(Stored entries)
[START]

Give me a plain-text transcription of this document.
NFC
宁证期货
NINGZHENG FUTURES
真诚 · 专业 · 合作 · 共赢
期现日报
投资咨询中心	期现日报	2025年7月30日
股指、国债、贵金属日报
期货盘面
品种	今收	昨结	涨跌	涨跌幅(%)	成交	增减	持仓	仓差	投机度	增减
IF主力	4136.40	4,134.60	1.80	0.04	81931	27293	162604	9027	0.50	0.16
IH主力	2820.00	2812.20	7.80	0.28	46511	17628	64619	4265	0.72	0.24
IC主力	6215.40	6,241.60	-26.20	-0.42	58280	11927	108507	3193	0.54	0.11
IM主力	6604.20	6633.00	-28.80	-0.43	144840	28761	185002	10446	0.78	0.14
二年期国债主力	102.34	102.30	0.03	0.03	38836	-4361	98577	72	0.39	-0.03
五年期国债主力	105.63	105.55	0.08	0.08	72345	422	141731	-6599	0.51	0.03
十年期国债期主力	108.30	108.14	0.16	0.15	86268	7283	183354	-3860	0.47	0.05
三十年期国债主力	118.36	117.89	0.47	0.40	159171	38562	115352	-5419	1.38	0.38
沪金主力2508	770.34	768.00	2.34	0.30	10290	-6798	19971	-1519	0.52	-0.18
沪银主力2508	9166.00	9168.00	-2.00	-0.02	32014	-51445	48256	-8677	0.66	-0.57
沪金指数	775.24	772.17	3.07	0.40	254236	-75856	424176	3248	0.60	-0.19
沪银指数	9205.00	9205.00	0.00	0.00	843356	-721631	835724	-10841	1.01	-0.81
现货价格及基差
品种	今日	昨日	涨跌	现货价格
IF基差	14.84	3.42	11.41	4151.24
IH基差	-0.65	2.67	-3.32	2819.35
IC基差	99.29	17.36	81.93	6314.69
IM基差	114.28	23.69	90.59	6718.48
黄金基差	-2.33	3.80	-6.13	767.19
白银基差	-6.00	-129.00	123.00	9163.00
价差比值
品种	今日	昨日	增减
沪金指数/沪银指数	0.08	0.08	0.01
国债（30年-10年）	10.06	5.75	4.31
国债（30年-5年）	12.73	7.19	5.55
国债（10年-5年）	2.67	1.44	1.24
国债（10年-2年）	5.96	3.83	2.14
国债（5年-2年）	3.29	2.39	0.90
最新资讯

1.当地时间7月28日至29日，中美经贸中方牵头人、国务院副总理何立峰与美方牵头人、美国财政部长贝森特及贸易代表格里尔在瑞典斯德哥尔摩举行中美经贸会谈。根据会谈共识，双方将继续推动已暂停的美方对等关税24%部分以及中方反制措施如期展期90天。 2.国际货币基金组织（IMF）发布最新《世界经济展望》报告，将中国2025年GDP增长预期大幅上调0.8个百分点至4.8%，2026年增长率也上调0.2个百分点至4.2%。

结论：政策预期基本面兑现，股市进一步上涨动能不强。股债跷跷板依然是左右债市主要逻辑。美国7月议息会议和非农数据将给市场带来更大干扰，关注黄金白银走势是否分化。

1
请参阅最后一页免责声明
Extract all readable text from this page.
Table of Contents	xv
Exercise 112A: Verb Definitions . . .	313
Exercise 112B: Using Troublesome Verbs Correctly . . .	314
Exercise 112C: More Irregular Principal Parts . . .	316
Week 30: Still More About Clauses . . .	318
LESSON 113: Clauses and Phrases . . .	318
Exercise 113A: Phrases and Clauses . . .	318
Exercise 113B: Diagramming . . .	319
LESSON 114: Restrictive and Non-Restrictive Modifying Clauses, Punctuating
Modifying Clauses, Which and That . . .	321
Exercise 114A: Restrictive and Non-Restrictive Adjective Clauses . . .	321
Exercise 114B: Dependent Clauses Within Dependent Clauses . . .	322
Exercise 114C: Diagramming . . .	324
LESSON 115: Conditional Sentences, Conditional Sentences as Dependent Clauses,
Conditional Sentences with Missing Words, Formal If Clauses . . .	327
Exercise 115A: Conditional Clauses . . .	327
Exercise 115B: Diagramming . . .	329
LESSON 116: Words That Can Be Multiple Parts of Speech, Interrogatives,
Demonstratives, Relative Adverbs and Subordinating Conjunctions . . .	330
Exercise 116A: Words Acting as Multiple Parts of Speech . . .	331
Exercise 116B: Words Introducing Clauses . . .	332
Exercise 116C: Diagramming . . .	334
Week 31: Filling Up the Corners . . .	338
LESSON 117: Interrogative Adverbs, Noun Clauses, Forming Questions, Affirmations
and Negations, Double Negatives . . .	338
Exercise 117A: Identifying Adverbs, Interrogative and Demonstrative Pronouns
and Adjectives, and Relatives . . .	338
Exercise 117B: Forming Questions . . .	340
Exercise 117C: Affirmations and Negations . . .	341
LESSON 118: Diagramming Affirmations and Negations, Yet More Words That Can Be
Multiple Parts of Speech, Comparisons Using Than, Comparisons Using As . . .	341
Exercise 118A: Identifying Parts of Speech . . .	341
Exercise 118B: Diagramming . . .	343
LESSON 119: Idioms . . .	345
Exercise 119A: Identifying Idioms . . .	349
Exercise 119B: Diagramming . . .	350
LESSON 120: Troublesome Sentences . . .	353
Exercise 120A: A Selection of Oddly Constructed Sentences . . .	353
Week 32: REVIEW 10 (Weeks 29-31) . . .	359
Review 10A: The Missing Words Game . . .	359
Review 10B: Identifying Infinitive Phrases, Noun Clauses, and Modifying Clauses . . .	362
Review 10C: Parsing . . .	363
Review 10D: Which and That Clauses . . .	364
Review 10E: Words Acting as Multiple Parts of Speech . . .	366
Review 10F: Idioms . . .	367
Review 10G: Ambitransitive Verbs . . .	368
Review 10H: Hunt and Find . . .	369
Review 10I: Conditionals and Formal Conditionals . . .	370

[END]

Copy every line of the listing where the word "Formal" appears.

Conditional Sentences with Missing Words, Formal If Clauses . . .	327
Review 10I: Conditionals and Formal Conditionals . . .	370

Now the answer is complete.